** PASSAGE FOR REVIEW follows **
Patients with mucinous appendiceal neoplasms with evidence of peritoneal dissemination underwent cytoreductive surgery and HIPEC using a closed technique for 120 minutes. Patients were randomized intraoperatively to HIPEC using mitomycin (40 mg) or oxaliplatin (200 mg/M2). Follow-up included daily blood counts and toxicity assessments.


One hundred and twenty-one analytic patients were accrued to the trial during 6 years at 3 sites. The patients were 57% female, with a mean age of 55.3 years (range 22 to 82 years). The disease was low grade in 77% and high grade in 23%. There were no significant differences in hemoglobin or platelet counts. The WBC was significantly lower in the mitomycin group between postoperative days 5 and 10. Overall and disease-free survival rates at 3 years were similar at 83.7% and 66.8% for mitomycin and 86.9% and 64.8% for oxaliplatin.
** End of PASSAGE FOR REVIEW **
** INPUT DATA follows **
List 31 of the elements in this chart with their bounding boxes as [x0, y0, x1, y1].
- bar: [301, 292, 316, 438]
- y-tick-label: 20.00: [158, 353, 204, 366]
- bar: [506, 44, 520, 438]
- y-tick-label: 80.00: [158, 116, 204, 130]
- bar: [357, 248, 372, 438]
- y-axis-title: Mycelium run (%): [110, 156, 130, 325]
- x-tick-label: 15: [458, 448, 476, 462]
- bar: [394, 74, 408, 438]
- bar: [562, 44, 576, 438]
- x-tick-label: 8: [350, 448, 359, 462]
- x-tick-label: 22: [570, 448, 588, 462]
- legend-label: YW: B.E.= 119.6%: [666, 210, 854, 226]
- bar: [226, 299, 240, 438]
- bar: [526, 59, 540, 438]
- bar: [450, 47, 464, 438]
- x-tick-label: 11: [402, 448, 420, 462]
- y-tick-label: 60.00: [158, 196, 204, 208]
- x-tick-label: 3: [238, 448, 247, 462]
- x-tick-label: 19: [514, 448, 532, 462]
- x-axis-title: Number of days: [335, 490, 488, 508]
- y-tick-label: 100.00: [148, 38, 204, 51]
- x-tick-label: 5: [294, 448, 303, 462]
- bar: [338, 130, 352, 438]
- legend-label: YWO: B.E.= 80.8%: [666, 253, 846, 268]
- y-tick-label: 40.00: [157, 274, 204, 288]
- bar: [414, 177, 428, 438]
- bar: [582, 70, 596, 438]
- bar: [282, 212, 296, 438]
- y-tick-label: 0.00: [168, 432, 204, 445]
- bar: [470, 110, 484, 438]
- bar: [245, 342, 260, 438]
** End of INPUT DATA **
TASKS TO CARRY OUT >>
1 – Decide whether each statement agrees with the HIPEC trial summary. Answer yes or no for each, and quote the words of the text that decide it.
(a) HIPEC was delivered with a closed technique for 90 minutes.
(b) Most patients had low-grade disease.
(c) Patients were accrued at 3 sites over 6 years.
2 – Using the HIPEC trial summary, explain how the mitomycin and oxaliplatin groups compared on postoperative blood counts.
The items are not needed for this work.

EXERCISE ANSWERS >>
1 –
(a) No: "using a closed technique for 120 minutes"
(b) Yes: "The disease was low grade in 77% and high grade in 23%"
(c) Yes: "accrued to the trial during 6 years at 3 sites"

2 – Hemoglobin and platelet counts showed no significant differences between the two groups. The WBC, however, was significantly lower in the mitomycin group between postoperative days 5 and 10.